### Dataset records:
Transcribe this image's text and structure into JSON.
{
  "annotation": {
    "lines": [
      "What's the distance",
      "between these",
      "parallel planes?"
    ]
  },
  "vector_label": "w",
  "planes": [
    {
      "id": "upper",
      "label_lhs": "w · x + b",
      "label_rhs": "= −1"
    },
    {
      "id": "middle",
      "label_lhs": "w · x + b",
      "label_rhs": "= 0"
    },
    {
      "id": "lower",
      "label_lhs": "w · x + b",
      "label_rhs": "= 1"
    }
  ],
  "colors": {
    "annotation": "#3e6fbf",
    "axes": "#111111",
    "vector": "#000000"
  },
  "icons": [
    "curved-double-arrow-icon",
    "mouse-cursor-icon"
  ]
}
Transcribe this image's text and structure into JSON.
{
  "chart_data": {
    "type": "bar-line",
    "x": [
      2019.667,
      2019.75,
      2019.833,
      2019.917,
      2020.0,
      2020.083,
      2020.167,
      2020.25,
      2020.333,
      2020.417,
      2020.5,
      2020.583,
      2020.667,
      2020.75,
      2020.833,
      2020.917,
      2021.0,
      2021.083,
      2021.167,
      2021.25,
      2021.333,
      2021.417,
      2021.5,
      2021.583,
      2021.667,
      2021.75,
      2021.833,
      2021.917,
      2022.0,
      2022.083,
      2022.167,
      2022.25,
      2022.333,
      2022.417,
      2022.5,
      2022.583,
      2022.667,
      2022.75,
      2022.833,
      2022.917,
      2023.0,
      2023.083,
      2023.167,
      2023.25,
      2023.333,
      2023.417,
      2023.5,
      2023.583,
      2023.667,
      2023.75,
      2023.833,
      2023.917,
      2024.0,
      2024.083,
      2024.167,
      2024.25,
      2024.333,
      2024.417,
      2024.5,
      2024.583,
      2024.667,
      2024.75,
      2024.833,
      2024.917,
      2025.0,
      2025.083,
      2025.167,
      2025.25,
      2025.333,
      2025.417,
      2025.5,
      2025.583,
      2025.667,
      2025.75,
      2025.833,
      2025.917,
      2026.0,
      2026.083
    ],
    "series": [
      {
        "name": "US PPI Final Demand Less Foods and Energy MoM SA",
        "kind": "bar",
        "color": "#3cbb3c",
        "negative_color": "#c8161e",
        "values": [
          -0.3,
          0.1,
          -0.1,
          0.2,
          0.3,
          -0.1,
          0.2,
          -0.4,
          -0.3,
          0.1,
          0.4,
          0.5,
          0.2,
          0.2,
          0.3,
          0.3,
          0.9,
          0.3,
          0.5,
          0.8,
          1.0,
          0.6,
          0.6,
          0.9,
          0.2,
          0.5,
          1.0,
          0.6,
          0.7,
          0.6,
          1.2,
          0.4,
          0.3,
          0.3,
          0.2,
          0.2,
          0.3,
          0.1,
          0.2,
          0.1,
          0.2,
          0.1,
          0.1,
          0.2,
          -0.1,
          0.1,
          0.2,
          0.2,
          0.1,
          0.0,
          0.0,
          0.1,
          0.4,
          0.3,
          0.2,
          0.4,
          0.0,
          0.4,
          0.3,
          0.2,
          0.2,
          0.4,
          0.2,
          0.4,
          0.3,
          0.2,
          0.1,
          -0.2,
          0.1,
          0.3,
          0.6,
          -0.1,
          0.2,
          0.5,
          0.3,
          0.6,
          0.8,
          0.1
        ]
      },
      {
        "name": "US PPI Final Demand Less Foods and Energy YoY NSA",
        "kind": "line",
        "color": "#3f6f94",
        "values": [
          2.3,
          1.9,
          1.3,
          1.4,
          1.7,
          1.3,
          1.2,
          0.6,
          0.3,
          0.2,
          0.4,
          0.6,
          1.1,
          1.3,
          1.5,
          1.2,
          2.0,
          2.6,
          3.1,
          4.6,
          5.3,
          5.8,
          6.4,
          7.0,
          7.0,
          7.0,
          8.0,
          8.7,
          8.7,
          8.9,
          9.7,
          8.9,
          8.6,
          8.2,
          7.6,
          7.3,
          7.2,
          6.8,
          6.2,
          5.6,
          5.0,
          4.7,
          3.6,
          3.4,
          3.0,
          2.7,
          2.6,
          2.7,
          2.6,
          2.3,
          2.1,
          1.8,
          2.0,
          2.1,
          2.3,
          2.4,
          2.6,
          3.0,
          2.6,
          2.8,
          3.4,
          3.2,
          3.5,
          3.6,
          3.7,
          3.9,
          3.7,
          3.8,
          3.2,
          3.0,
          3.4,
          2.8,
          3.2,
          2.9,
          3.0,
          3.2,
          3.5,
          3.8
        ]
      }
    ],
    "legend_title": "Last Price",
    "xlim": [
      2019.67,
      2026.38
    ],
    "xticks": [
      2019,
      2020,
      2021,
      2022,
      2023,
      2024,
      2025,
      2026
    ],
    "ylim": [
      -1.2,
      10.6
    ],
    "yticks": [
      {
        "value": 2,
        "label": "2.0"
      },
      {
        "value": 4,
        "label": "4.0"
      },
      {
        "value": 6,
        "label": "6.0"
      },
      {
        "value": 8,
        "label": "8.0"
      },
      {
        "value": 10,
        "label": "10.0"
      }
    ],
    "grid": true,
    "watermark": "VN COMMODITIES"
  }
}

### What is asked:
Work through the records line by line and tally those with the word "Less". Report only the total.

### Task result:
2